■ Extracted information ■
#####

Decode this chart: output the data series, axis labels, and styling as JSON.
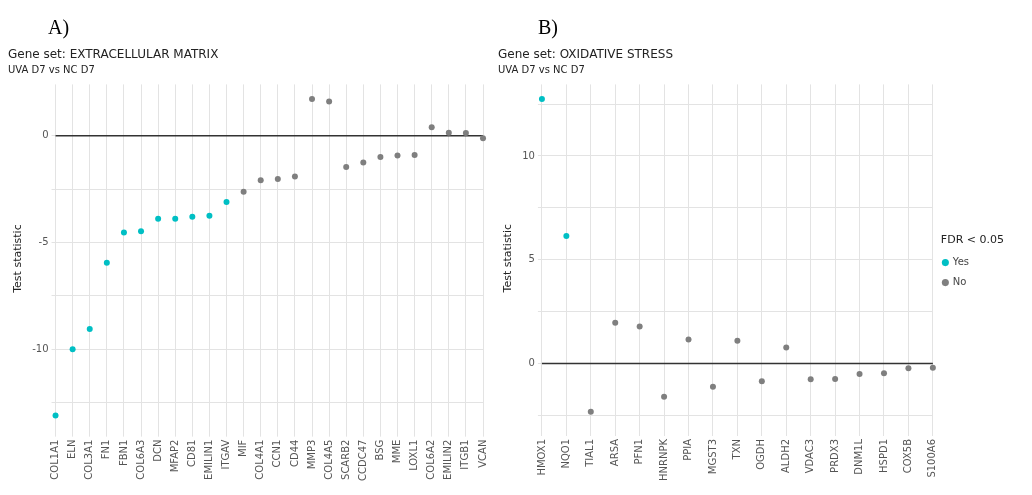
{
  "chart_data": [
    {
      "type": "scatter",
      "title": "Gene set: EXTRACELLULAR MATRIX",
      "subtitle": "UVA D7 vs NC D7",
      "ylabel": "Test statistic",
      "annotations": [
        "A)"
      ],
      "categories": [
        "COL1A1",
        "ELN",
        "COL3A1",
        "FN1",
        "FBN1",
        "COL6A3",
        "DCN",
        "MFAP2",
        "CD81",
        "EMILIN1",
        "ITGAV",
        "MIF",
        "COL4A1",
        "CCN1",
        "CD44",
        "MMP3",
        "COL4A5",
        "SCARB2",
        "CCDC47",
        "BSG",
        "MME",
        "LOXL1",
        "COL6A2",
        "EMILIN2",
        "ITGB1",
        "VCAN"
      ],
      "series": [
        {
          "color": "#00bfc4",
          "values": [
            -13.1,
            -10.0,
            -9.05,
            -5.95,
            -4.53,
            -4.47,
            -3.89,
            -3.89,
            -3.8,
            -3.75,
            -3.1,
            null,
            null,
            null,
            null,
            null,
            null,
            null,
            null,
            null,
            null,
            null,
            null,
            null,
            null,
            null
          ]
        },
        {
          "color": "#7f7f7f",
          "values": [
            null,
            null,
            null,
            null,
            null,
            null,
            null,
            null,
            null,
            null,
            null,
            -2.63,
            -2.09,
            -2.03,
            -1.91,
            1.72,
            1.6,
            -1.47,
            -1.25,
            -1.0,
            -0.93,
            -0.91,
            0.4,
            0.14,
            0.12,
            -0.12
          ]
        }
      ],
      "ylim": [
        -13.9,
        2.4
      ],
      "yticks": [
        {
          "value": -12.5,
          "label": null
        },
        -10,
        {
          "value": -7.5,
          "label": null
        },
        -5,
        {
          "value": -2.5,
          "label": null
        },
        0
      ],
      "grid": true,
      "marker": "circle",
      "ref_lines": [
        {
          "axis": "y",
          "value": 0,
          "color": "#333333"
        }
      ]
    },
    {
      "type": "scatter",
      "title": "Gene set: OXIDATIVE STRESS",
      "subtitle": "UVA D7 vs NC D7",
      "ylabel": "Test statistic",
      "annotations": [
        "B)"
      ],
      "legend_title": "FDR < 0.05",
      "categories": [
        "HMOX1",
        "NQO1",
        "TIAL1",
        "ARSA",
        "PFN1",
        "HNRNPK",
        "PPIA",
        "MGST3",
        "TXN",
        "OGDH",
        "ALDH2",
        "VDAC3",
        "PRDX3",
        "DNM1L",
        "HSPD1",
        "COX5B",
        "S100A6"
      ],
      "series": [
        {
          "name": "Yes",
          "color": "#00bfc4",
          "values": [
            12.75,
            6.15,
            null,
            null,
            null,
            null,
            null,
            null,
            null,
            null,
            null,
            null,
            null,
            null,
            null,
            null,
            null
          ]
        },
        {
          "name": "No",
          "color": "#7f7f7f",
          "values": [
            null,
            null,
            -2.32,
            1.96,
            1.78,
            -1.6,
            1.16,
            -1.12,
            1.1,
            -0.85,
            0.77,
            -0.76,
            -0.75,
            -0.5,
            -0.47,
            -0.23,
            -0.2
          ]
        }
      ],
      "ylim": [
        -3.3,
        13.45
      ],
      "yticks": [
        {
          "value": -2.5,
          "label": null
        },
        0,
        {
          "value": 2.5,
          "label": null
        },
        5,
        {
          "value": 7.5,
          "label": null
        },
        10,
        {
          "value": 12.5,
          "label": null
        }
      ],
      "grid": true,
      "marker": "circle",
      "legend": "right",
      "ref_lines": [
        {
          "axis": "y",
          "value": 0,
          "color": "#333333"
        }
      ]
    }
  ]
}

#####

■ Goal ■
How many lines in these records hold the string "Gene"? Reply with the number alone.

■ Result for this exercise ■
2